Data records
+ + + +

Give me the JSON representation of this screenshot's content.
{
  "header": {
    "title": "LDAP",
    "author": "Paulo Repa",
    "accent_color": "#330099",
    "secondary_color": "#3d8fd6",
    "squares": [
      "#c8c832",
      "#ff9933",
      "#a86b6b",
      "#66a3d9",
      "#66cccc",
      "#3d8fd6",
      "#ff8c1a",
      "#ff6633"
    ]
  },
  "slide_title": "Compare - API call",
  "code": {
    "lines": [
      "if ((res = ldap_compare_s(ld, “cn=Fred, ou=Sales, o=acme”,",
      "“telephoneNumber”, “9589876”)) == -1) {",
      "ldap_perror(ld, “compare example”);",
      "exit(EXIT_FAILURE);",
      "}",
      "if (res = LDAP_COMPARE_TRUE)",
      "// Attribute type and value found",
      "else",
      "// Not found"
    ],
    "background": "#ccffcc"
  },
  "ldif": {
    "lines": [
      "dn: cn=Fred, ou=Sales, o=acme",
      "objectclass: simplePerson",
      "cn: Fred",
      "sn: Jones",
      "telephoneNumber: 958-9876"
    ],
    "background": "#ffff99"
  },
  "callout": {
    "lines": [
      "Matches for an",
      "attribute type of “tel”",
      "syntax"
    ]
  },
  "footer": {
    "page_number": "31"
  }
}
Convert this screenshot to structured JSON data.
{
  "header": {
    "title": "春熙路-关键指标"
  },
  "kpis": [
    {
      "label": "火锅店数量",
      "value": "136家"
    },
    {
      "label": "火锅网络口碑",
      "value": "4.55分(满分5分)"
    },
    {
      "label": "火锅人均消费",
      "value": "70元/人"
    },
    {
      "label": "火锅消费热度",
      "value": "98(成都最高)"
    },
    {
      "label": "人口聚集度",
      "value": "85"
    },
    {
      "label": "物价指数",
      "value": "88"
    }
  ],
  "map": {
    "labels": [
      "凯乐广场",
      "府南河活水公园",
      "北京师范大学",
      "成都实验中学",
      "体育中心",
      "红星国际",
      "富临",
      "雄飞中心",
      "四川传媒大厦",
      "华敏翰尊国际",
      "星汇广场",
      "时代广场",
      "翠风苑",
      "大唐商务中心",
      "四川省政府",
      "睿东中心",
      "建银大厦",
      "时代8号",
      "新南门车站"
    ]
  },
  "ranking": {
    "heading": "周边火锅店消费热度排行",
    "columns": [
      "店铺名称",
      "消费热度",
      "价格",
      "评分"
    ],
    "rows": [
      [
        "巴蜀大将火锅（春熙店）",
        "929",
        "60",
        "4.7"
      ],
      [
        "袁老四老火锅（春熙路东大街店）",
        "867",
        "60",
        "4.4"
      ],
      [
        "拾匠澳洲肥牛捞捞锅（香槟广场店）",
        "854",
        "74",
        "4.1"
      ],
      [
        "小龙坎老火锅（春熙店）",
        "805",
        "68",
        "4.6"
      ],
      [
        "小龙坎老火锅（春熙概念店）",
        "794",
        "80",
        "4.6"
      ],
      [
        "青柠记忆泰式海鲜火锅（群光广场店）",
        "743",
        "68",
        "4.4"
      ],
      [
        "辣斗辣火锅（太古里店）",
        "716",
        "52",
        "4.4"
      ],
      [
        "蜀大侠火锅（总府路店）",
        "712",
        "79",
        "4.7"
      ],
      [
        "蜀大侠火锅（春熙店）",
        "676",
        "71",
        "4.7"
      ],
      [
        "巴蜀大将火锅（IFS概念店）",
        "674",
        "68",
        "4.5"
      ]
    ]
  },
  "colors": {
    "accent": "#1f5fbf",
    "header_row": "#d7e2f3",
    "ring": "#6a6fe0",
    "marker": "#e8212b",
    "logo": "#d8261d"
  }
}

+ + + +

## WHAT THE TASK REQUIRES
Count the lines in the material above where the string "value" appears, then state only that count.

## RESPONSE TO THE TASK
7